= WHAT IS ASKED =
Locate the string "Isometric" in the listing below. Copy every line where it is found.
----
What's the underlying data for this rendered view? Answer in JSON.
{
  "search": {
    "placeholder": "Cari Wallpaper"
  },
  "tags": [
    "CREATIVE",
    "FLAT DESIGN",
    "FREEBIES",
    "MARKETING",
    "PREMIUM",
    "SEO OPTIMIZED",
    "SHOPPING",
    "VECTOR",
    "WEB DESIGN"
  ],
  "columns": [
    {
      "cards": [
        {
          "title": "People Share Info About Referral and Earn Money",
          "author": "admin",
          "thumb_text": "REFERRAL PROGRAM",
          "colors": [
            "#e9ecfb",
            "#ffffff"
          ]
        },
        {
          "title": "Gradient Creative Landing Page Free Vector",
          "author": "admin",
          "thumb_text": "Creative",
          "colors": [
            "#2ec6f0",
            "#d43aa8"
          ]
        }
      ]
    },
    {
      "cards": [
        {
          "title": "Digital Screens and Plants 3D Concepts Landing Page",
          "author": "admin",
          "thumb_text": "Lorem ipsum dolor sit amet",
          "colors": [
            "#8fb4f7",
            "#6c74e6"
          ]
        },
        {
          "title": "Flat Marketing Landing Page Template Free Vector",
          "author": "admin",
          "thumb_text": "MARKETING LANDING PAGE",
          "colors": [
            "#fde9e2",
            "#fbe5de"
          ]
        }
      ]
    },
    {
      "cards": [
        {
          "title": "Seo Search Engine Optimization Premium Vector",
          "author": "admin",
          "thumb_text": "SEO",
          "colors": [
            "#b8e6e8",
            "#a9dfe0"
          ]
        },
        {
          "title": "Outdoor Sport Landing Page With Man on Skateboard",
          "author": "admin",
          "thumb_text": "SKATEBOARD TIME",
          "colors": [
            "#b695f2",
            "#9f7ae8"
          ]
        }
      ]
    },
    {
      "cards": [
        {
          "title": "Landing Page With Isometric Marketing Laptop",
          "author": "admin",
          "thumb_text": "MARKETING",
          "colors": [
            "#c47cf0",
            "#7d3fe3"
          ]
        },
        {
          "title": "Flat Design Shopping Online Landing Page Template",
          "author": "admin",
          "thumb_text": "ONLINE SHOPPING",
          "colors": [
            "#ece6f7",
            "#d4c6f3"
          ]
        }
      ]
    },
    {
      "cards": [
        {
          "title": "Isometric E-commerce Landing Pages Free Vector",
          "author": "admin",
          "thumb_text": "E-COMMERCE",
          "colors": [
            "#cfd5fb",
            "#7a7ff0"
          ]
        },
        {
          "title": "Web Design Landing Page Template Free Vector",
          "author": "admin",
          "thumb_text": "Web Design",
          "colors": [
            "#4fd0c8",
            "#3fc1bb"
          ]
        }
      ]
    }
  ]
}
----
= SOLUTION =
          "title": "Landing Page With Isometric Marketing Laptop",
          "title": "Isometric E-commerce Landing Pages Free Vector",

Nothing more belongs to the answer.